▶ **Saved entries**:
---------------
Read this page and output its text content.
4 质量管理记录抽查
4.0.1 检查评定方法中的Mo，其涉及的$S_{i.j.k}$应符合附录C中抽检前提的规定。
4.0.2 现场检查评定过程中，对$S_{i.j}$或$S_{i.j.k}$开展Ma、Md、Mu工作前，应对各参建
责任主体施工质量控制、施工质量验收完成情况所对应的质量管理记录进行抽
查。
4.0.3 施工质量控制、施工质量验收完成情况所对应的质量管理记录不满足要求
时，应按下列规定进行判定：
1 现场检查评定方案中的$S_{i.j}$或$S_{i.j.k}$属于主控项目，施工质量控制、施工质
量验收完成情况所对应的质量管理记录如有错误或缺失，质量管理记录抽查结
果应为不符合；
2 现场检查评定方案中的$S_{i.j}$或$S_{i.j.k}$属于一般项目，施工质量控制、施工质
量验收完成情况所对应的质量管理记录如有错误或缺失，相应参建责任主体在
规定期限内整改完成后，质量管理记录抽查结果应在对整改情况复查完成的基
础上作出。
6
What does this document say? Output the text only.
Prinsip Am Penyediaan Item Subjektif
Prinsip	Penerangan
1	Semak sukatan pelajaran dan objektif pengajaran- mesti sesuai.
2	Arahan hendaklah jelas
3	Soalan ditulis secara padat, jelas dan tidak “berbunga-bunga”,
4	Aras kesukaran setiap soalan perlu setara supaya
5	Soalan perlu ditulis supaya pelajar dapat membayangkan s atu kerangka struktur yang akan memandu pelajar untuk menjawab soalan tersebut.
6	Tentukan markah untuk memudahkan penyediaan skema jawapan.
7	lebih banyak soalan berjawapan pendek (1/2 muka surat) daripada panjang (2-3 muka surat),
---------------
▶ **WHAT YOU NEED TO DO**: Repeat the material above in full, keeping every word.

▶ **RESULT OF THIS EXERCISE**:
Read this page and output its text content.
4 质量管理记录抽查
4.0.1 检查评定方法中的Mo，其涉及的$S_{i.j.k}$应符合附录C中抽检前提的规定。
4.0.2 现场检查评定过程中，对$S_{i.j}$或$S_{i.j.k}$开展Ma、Md、Mu工作前，应对各参建
责任主体施工质量控制、施工质量验收完成情况所对应的质量管理记录进行抽
查。
4.0.3 施工质量控制、施工质量验收完成情况所对应的质量管理记录不满足要求
时，应按下列规定进行判定：
1 现场检查评定方案中的$S_{i.j}$或$S_{i.j.k}$属于主控项目，施工质量控制、施工质
量验收完成情况所对应的质量管理记录如有错误或缺失，质量管理记录抽查结
果应为不符合；
2 现场检查评定方案中的$S_{i.j}$或$S_{i.j.k}$属于一般项目，施工质量控制、施工质
量验收完成情况所对应的质量管理记录如有错误或缺失，相应参建责任主体在
规定期限内整改完成后，质量管理记录抽查结果应在对整改情况复查完成的基
础上作出。
6
What does this document say? Output the text only.
Prinsip Am Penyediaan Item Subjektif
Prinsip	Penerangan
1	Semak sukatan pelajaran dan objektif pengajaran- mesti sesuai.
2	Arahan hendaklah jelas
3	Soalan ditulis secara padat, jelas dan tidak “berbunga-bunga”,
4	Aras kesukaran setiap soalan perlu setara supaya
5	Soalan perlu ditulis supaya pelajar dapat membayangkan s atu kerangka struktur yang akan memandu pelajar untuk menjawab soalan tersebut.
6	Tentukan markah untuk memudahkan penyediaan skema jawapan.
7	lebih banyak soalan berjawapan pendek (1/2 muka surat) daripada panjang (2-3 muka surat),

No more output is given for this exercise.